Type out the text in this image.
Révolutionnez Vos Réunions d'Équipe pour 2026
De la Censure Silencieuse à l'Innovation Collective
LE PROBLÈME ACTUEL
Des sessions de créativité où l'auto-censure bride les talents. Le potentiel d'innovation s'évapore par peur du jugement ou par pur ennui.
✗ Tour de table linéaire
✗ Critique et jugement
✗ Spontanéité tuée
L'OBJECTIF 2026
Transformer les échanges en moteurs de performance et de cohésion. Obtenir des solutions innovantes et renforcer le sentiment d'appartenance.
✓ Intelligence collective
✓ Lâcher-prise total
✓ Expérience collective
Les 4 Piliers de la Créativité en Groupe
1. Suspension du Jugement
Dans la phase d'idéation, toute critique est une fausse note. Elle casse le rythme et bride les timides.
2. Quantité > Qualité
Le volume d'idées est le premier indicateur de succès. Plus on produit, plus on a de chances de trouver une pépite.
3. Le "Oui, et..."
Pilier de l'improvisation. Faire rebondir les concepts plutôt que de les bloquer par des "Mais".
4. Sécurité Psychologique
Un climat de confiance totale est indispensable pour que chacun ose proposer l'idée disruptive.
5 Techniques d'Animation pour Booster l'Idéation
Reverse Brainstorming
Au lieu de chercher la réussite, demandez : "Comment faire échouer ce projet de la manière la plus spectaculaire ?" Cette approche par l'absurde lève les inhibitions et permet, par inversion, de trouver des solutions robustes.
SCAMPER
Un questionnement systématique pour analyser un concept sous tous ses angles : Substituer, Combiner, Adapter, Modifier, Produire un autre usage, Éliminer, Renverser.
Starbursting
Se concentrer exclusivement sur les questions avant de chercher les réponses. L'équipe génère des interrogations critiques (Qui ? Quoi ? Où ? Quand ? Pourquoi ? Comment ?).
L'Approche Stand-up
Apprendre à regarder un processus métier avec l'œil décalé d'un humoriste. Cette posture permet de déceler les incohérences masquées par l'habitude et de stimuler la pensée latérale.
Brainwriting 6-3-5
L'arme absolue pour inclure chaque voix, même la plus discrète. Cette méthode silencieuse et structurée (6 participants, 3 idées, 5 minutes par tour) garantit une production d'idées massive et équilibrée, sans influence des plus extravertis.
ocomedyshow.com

-- -- --

**TASK BRIEF**
Find the lines containing "Comment" and list every one of them.

**EXERCISE ANSWER**
Au lieu de chercher la réussite, demandez : "Comment faire échouer ce projet de la manière la plus spectaculaire ?" Cette approche par l'absurde lève les inhibitions et permet, par inversion, de trouver des solutions robustes.
Se concentrer exclusivement sur les questions avant de chercher les réponses. L'équipe génère des interrogations critiques (Qui ? Quoi ? Où ? Quand ? Pourquoi ? Comment ?).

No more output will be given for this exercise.